■ **INFORMATION PROVIDED**:
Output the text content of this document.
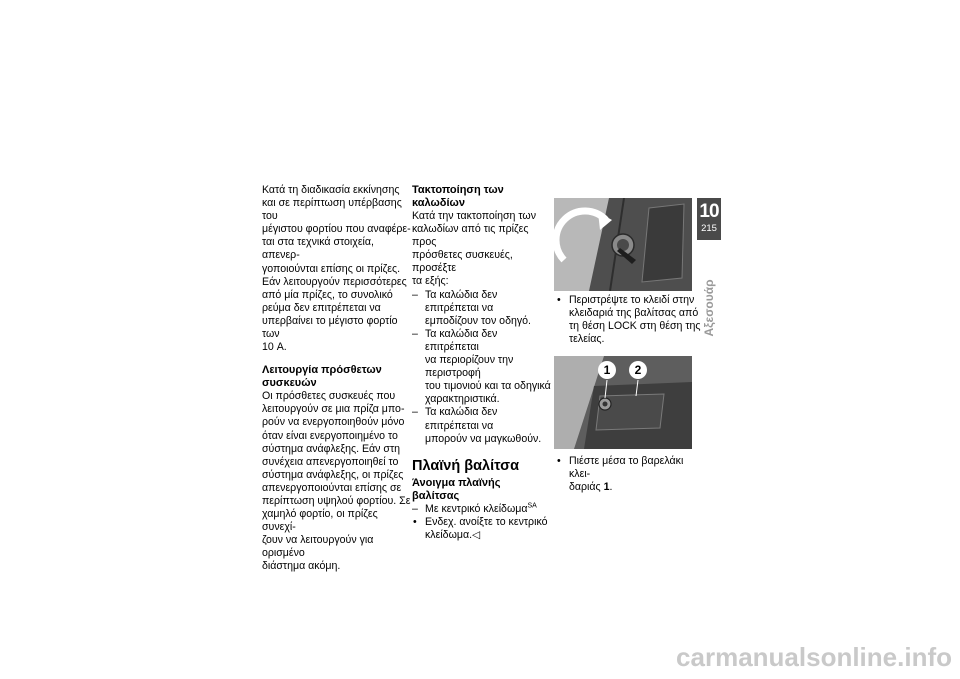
Κατά τη διαδικασία εκκίνησης
και σε περίπτωση υπέρβασης του
μέγιστου φορτίου που αναφέρε-
ται στα τεχνικά στοιχεία, απενερ-
γοποιούνται επίσης οι πρίζες.
Εάν λειτουργούν περισσότερες
από μία πρίζες, το συνολικό
ρεύμα δεν επιτρέπεται να
υπερβαίνει το μέγιστο φορτίο των
10 A.

Λειτουργία πρόσθετων
συσκευών

Οι πρόσθετες συσκευές που
λειτουργούν σε μια πρίζα μπο-
ρούν να ενεργοποιηθούν μόνο
όταν είναι ενεργοποιημένο το
σύστημα ανάφλεξης. Εάν στη
συνέχεια απενεργοποιηθεί το
σύστημα ανάφλεξης, οι πρίζες
απενεργοποιούνται επίσης σε
περίπτωση υψηλού φορτίου. Σε
χαμηλό φορτίο, οι πρίζες συνεχί-
ζουν να λειτουργούν για ορισμένο
διάστημα ακόμη.

Τακτοποίηση των καλωδίων

Κατά την τακτοποίηση των
καλωδίων από τις πρίζες προς
πρόσθετες συσκευές, προσέξτε
τα εξής:

– Τα καλώδια δεν επιτρέπεται να
εμποδίζουν τον οδηγό.

– Τα καλώδια δεν επιτρέπεται
να περιορίζουν την περιστροφή
του τιμονιού και τα οδηγικά
χαρακτηριστικά.

– Τα καλώδια δεν επιτρέπεται να
μπορούν να μαγκωθούν.

Πλαϊνή βαλίτσα
Άνοιγμα πλαϊνής
βαλίτσας

– Με κεντρικό κλείδωμα$^{SA}$

• Ενδεχ. ανοίξτε το κεντρικό
κλείδωμα.◁

• Περιστρέψτε το κλειδί στην
κλειδαριά της βαλίτσας από
τη θέση LOCK στη θέση της
τελείας.
1 2
• Πιέστε μέσα το βαρελάκι κλει-
δαριάς 1.
10
215
Αξεσουάρ
carmanualsonline.info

■ **TASK**: Could you reproduce every record above exactly, leaving out the pictures?

■ **FINISHED TASK**:
Output the text content of this document.
Κατά τη διαδικασία εκκίνησης
και σε περίπτωση υπέρβασης του
μέγιστου φορτίου που αναφέρε-
ται στα τεχνικά στοιχεία, απενερ-
γοποιούνται επίσης οι πρίζες.
Εάν λειτουργούν περισσότερες
από μία πρίζες, το συνολικό
ρεύμα δεν επιτρέπεται να
υπερβαίνει το μέγιστο φορτίο των
10 A.

Λειτουργία πρόσθετων
συσκευών

Οι πρόσθετες συσκευές που
λειτουργούν σε μια πρίζα μπο-
ρούν να ενεργοποιηθούν μόνο
όταν είναι ενεργοποιημένο το
σύστημα ανάφλεξης. Εάν στη
συνέχεια απενεργοποιηθεί το
σύστημα ανάφλεξης, οι πρίζες
απενεργοποιούνται επίσης σε
περίπτωση υψηλού φορτίου. Σε
χαμηλό φορτίο, οι πρίζες συνεχί-
ζουν να λειτουργούν για ορισμένο
διάστημα ακόμη.

Τακτοποίηση των καλωδίων

Κατά την τακτοποίηση των
καλωδίων από τις πρίζες προς
πρόσθετες συσκευές, προσέξτε
τα εξής:

– Τα καλώδια δεν επιτρέπεται να
εμποδίζουν τον οδηγό.

– Τα καλώδια δεν επιτρέπεται
να περιορίζουν την περιστροφή
του τιμονιού και τα οδηγικά
χαρακτηριστικά.

– Τα καλώδια δεν επιτρέπεται να
μπορούν να μαγκωθούν.

Πλαϊνή βαλίτσα
Άνοιγμα πλαϊνής
βαλίτσας

– Με κεντρικό κλείδωμα$^{SA}$

• Ενδεχ. ανοίξτε το κεντρικό
κλείδωμα.◁

• Περιστρέψτε το κλειδί στην
κλειδαριά της βαλίτσας από
τη θέση LOCK στη θέση της
τελείας.
1 2
• Πιέστε μέσα το βαρελάκι κλει-
δαριάς 1.
10
215
Αξεσουάρ
carmanualsonline.info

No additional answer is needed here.